**EXERCISE DETAILS:** In this exercise, return the whole listing exactly, excluding any images.

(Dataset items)
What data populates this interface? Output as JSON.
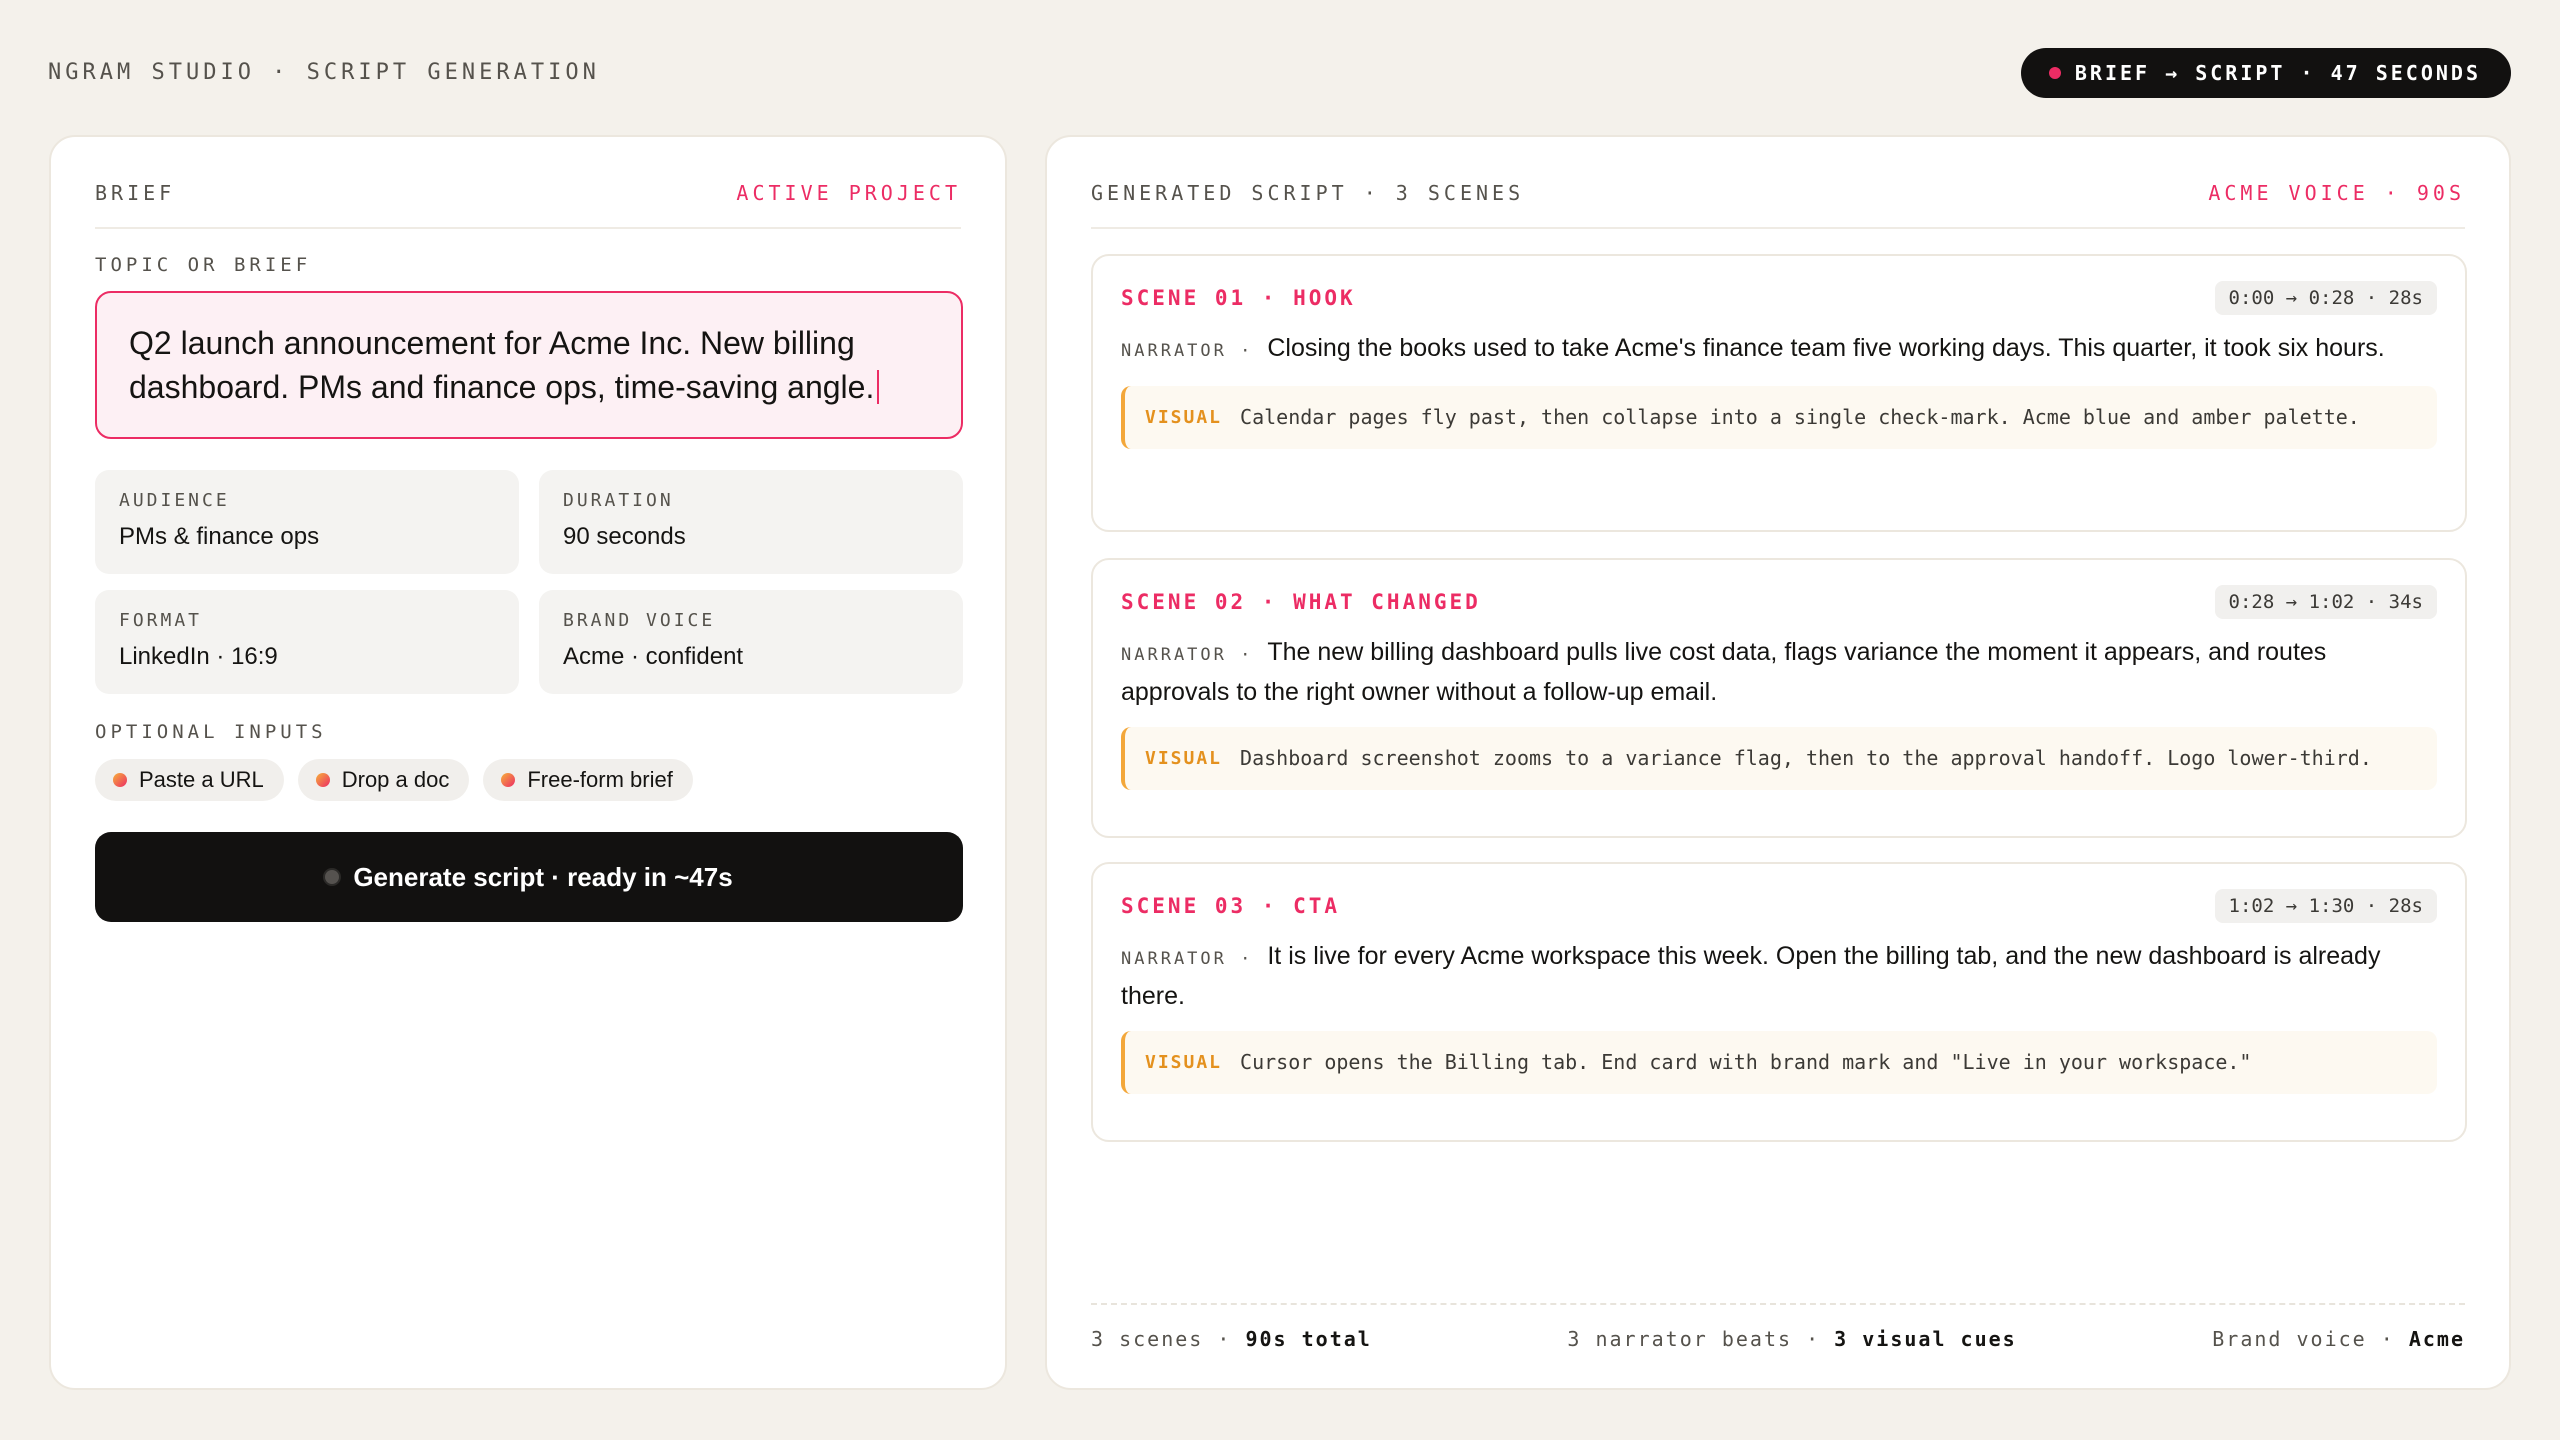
{
  "header": {
    "breadcrumb": "NGRAM STUDIO · SCRIPT GENERATION",
    "status": "BRIEF → SCRIPT · 47 SECONDS"
  },
  "brief": {
    "title": "BRIEF",
    "badge": "ACTIVE PROJECT",
    "topic_label": "TOPIC OR BRIEF",
    "topic_value": "Q2 launch announcement for Acme Inc. New billing dashboard. PMs and finance ops, time-saving angle.",
    "fields": {
      "audience": {
        "label": "AUDIENCE",
        "value": "PMs & finance ops"
      },
      "duration": {
        "label": "DURATION",
        "value": "90 seconds"
      },
      "format": {
        "label": "FORMAT",
        "value": "LinkedIn · 16:9"
      },
      "brand_voice": {
        "label": "BRAND VOICE",
        "value": "Acme · confident"
      }
    },
    "optional_label": "OPTIONAL INPUTS",
    "chips": [
      "Paste a URL",
      "Drop a doc",
      "Free-form brief"
    ],
    "generate_label": "Generate script · ready in ~47s"
  },
  "script": {
    "title": "GENERATED SCRIPT · 3 SCENES",
    "badge": "ACME VOICE · 90S",
    "narrator_tag": "NARRATOR ·",
    "visual_tag": "VISUAL",
    "scenes": [
      {
        "title": "SCENE 01 · HOOK",
        "time": "0:00 → 0:28 · 28s",
        "narration": "Closing the books used to take Acme's finance team five working days. This quarter, it took six hours.",
        "visual": "Calendar pages fly past, then collapse into a single check-mark. Acme blue and amber palette."
      },
      {
        "title": "SCENE 02 · WHAT CHANGED",
        "time": "0:28 → 1:02 · 34s",
        "narration": "The new billing dashboard pulls live cost data, flags variance the moment it appears, and routes approvals to the right owner without a follow-up email.",
        "visual": "Dashboard screenshot zooms to a variance flag, then to the approval handoff. Logo lower-third."
      },
      {
        "title": "SCENE 03 · CTA",
        "time": "1:02 → 1:30 · 28s",
        "narration": "It is live for every Acme workspace this week. Open the billing tab, and the new dashboard is already there.",
        "visual": "Cursor opens the Billing tab. End card with brand mark and \"Live in your workspace.\""
      }
    ],
    "footer": {
      "scenes_count": "3 scenes",
      "total": "90s total",
      "beats": "3 narrator beats",
      "cues": "3 visual cues",
      "voice_label": "Brand voice",
      "voice_value": "Acme"
    }
  },
  "colors": {
    "accent": "#ec2c64",
    "amber": "#f3a73a",
    "background": "#f4f1eb",
    "dark": "#121110"
  }
}
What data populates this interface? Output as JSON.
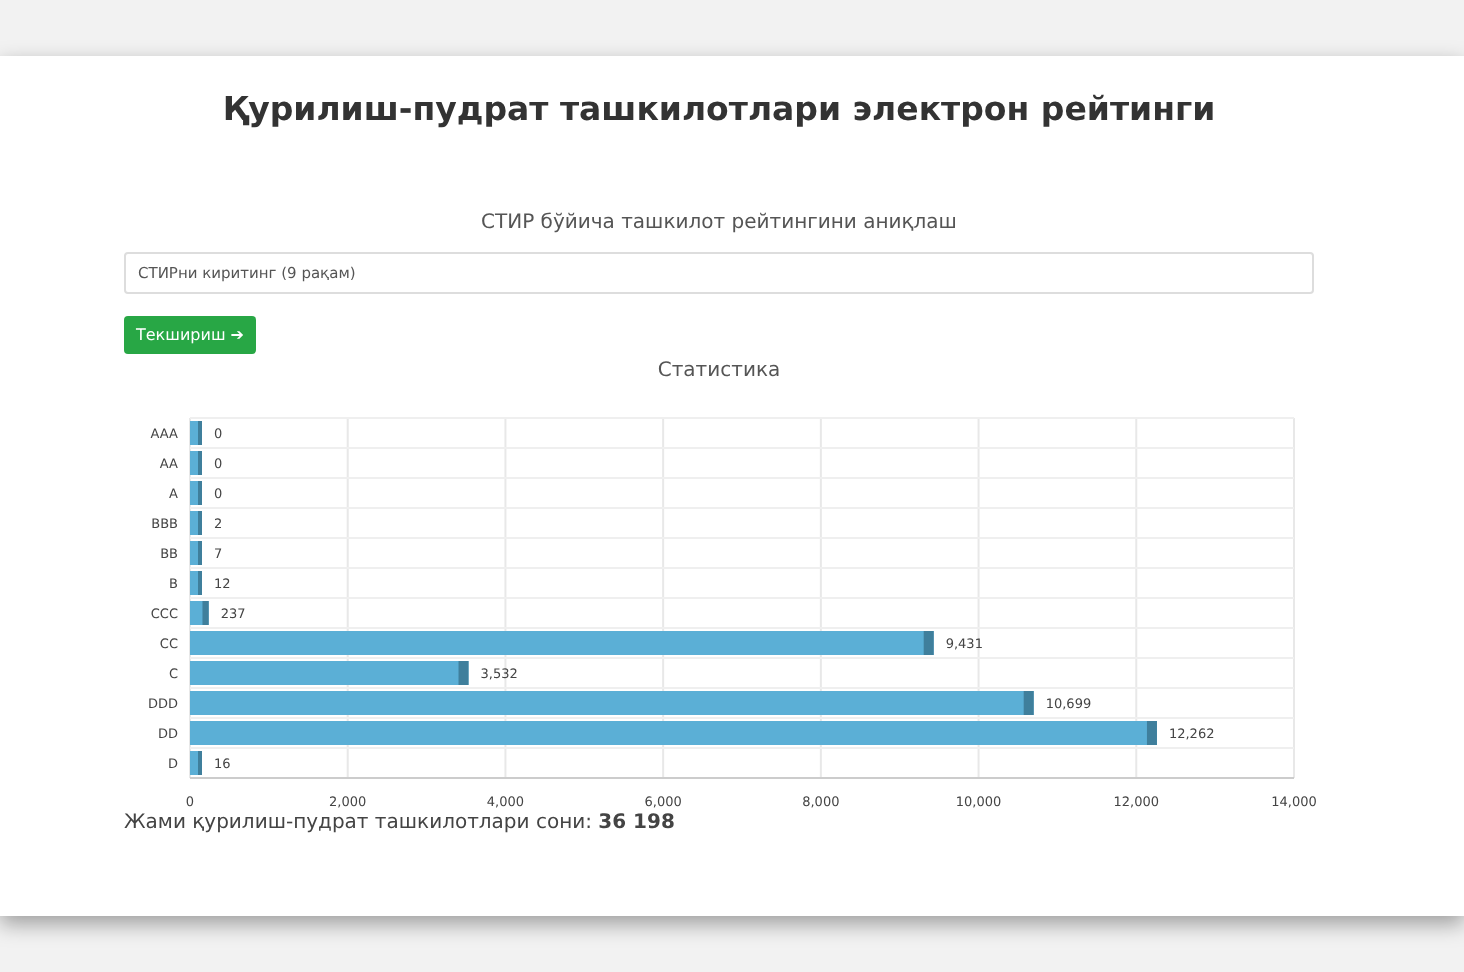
{
  "title": "Қурилиш-пудрат ташкилотлари электрон рейтинги",
  "search": {
    "heading": "СТИР бўйича ташкилот рейтингини аниқлаш",
    "placeholder": "СТИРни киритинг (9 рақам)",
    "button": "Текшириш",
    "button_icon": "➔"
  },
  "statistics": {
    "heading": "Статистика",
    "chart_data": {
      "type": "bar",
      "orientation": "horizontal",
      "categories": [
        "AAA",
        "AA",
        "A",
        "BBB",
        "BB",
        "B",
        "CCC",
        "CC",
        "C",
        "DDD",
        "DD",
        "D"
      ],
      "grid": true,
      "series": [
        {
          "color": "#5bafd6",
          "values": [
            0,
            0,
            0,
            2,
            7,
            12,
            237,
            9431,
            3532,
            10699,
            12262,
            16
          ]
        }
      ],
      "value_labels": [
        "0",
        "0",
        "0",
        "2",
        "7",
        "12",
        "237",
        "9,431",
        "3,532",
        "10,699",
        "12,262",
        "16"
      ],
      "xlim": [
        0,
        14000
      ],
      "xticks": [
        {
          "value": 0,
          "label": "0"
        },
        {
          "value": 2000,
          "label": "2,000"
        },
        {
          "value": 4000,
          "label": "4,000"
        },
        {
          "value": 6000,
          "label": "6,000"
        },
        {
          "value": 8000,
          "label": "8,000"
        },
        {
          "value": 10000,
          "label": "10,000"
        },
        {
          "value": 12000,
          "label": "12,000"
        },
        {
          "value": 14000,
          "label": "14,000"
        }
      ]
    },
    "total": "Жами қурилиш-пудрат ташкилотлари сони: **36 198**"
  }
}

**RESULT OF THE EXERCISE:**
What data populates this interface? Output as JSON.
{
  "header": {
    "breadcrumb": "NGRAM STUDIO · SCRIPT GENERATION",
    "status": "BRIEF → SCRIPT · 47 SECONDS"
  },
  "brief": {
    "title": "BRIEF",
    "badge": "ACTIVE PROJECT",
    "topic_label": "TOPIC OR BRIEF",
    "topic_value": "Q2 launch announcement for Acme Inc. New billing dashboard. PMs and finance ops, time-saving angle.",
    "fields": {
      "audience": {
        "label": "AUDIENCE",
        "value": "PMs & finance ops"
      },
      "duration": {
        "label": "DURATION",
        "value": "90 seconds"
      },
      "format": {
        "label": "FORMAT",
        "value": "LinkedIn · 16:9"
      },
      "brand_voice": {
        "label": "BRAND VOICE",
        "value": "Acme · confident"
      }
    },
    "optional_label": "OPTIONAL INPUTS",
    "chips": [
      "Paste a URL",
      "Drop a doc",
      "Free-form brief"
    ],
    "generate_label": "Generate script · ready in ~47s"
  },
  "script": {
    "title": "GENERATED SCRIPT · 3 SCENES",
    "badge": "ACME VOICE · 90S",
    "narrator_tag": "NARRATOR ·",
    "visual_tag": "VISUAL",
    "scenes": [
      {
        "title": "SCENE 01 · HOOK",
        "time": "0:00 → 0:28 · 28s",
        "narration": "Closing the books used to take Acme's finance team five working days. This quarter, it took six hours.",
        "visual": "Calendar pages fly past, then collapse into a single check-mark. Acme blue and amber palette."
      },
      {
        "title": "SCENE 02 · WHAT CHANGED",
        "time": "0:28 → 1:02 · 34s",
        "narration": "The new billing dashboard pulls live cost data, flags variance the moment it appears, and routes approvals to the right owner without a follow-up email.",
        "visual": "Dashboard screenshot zooms to a variance flag, then to the approval handoff. Logo lower-third."
      },
      {
        "title": "SCENE 03 · CTA",
        "time": "1:02 → 1:30 · 28s",
        "narration": "It is live for every Acme workspace this week. Open the billing tab, and the new dashboard is already there.",
        "visual": "Cursor opens the Billing tab. End card with brand mark and \"Live in your workspace.\""
      }
    ],
    "footer": {
      "scenes_count": "3 scenes",
      "total": "90s total",
      "beats": "3 narrator beats",
      "cues": "3 visual cues",
      "voice_label": "Brand voice",
      "voice_value": "Acme"
    }
  },
  "colors": {
    "accent": "#ec2c64",
    "amber": "#f3a73a",
    "background": "#f4f1eb",
    "dark": "#121110"
  }
}
What data populates this interface? Output as JSON.
{
  "title": "Қурилиш-пудрат ташкилотлари электрон рейтинги",
  "search": {
    "heading": "СТИР бўйича ташкилот рейтингини аниқлаш",
    "placeholder": "СТИРни киритинг (9 рақам)",
    "button": "Текшириш",
    "button_icon": "➔"
  },
  "statistics": {
    "heading": "Статистика",
    "chart_data": {
      "type": "bar",
      "orientation": "horizontal",
      "categories": [
        "AAA",
        "AA",
        "A",
        "BBB",
        "BB",
        "B",
        "CCC",
        "CC",
        "C",
        "DDD",
        "DD",
        "D"
      ],
      "grid": true,
      "series": [
        {
          "color": "#5bafd6",
          "values": [
            0,
            0,
            0,
            2,
            7,
            12,
            237,
            9431,
            3532,
            10699,
            12262,
            16
          ]
        }
      ],
      "value_labels": [
        "0",
        "0",
        "0",
        "2",
        "7",
        "12",
        "237",
        "9,431",
        "3,532",
        "10,699",
        "12,262",
        "16"
      ],
      "xlim": [
        0,
        14000
      ],
      "xticks": [
        {
          "value": 0,
          "label": "0"
        },
        {
          "value": 2000,
          "label": "2,000"
        },
        {
          "value": 4000,
          "label": "4,000"
        },
        {
          "value": 6000,
          "label": "6,000"
        },
        {
          "value": 8000,
          "label": "8,000"
        },
        {
          "value": 10000,
          "label": "10,000"
        },
        {
          "value": 12000,
          "label": "12,000"
        },
        {
          "value": 14000,
          "label": "14,000"
        }
      ]
    },
    "total": "Жами қурилиш-пудрат ташкилотлари сони: **36 198**"
  }
}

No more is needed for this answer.